_PROBLEM REQUIREMENTS_
Seek out every line containing the word "JSON", and copy each.
::: THE INPUT :::
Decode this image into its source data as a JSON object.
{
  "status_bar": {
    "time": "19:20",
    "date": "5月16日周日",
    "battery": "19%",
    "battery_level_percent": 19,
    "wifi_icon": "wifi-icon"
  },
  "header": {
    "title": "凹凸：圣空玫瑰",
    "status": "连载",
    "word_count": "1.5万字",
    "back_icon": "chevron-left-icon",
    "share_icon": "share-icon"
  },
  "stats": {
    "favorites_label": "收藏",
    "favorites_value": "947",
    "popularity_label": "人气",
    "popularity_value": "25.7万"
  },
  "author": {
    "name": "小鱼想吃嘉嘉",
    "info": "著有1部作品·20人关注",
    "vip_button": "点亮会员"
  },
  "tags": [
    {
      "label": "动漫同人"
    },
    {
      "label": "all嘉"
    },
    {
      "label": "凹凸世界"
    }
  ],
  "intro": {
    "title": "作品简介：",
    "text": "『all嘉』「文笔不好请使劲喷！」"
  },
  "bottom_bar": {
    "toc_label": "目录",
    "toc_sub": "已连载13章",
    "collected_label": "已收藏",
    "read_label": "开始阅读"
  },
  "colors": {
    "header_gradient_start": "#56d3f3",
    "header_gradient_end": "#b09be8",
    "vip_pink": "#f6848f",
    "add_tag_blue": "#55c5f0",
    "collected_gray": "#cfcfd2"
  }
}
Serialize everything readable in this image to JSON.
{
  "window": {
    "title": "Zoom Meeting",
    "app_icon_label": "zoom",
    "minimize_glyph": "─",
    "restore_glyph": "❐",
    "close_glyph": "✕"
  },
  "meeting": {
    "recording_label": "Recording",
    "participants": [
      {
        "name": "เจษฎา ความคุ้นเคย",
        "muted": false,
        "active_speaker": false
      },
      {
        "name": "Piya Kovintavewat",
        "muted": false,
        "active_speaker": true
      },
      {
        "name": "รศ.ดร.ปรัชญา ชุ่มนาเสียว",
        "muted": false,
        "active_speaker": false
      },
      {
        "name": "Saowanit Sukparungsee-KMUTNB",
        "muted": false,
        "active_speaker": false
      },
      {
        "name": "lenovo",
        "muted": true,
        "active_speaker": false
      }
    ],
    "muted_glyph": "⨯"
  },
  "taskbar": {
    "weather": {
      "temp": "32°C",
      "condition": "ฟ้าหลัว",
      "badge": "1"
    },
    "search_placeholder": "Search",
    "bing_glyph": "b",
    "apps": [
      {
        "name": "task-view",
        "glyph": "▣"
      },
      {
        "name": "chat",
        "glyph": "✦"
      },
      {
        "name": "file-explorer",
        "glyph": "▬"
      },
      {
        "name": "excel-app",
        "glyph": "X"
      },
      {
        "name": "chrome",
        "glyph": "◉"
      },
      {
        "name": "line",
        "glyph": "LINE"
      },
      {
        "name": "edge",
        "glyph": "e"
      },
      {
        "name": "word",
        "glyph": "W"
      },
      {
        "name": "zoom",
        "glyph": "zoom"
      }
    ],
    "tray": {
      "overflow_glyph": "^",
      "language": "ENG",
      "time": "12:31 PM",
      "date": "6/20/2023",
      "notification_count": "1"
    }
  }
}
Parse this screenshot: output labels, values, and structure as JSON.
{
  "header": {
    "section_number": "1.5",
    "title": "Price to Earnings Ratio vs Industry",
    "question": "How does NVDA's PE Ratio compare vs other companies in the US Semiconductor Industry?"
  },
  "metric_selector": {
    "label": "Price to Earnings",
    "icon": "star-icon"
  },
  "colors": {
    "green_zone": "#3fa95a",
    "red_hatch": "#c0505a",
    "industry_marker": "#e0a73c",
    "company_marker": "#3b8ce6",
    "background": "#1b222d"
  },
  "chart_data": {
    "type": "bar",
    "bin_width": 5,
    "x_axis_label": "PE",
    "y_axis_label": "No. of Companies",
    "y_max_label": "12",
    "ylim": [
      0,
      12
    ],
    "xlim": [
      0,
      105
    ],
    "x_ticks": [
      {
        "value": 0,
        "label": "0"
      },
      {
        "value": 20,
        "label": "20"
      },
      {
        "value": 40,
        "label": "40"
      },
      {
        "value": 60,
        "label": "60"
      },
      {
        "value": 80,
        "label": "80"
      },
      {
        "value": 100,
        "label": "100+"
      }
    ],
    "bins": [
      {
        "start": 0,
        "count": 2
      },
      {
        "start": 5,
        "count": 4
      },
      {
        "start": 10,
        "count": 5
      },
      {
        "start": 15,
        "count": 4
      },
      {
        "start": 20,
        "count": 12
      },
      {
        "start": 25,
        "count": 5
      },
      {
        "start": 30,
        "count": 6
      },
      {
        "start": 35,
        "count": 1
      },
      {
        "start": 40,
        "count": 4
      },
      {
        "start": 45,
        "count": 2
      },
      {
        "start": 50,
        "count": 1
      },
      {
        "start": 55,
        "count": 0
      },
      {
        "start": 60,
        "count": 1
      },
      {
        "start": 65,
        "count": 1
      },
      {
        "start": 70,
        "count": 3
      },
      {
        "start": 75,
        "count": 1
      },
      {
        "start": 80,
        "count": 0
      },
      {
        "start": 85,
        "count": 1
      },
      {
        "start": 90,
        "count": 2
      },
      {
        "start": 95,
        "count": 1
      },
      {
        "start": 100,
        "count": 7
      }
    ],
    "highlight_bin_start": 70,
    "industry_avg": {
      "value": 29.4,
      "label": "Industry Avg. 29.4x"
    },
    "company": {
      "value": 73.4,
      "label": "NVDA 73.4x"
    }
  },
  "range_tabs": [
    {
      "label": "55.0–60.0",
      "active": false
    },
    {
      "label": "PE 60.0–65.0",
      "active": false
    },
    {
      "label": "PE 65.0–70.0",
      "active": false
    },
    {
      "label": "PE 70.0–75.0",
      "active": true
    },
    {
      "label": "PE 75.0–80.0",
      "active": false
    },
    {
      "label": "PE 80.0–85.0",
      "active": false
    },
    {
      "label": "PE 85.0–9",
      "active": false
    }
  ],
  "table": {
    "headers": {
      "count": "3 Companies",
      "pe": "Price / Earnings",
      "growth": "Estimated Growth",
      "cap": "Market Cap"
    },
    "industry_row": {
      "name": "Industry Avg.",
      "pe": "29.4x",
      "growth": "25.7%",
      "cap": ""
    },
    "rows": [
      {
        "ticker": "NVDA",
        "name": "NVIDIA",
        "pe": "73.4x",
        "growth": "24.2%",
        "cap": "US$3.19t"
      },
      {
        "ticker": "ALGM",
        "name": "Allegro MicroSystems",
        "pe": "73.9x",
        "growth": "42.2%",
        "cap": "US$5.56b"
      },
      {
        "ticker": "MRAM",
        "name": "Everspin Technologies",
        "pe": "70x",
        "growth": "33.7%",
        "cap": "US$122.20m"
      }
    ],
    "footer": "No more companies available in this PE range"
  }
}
:::
_OUTPUT FOR THIS TASK_
Decode this image into its source data as a JSON object.
Serialize everything readable in this image to JSON.
Parse this screenshot: output labels, values, and structure as JSON.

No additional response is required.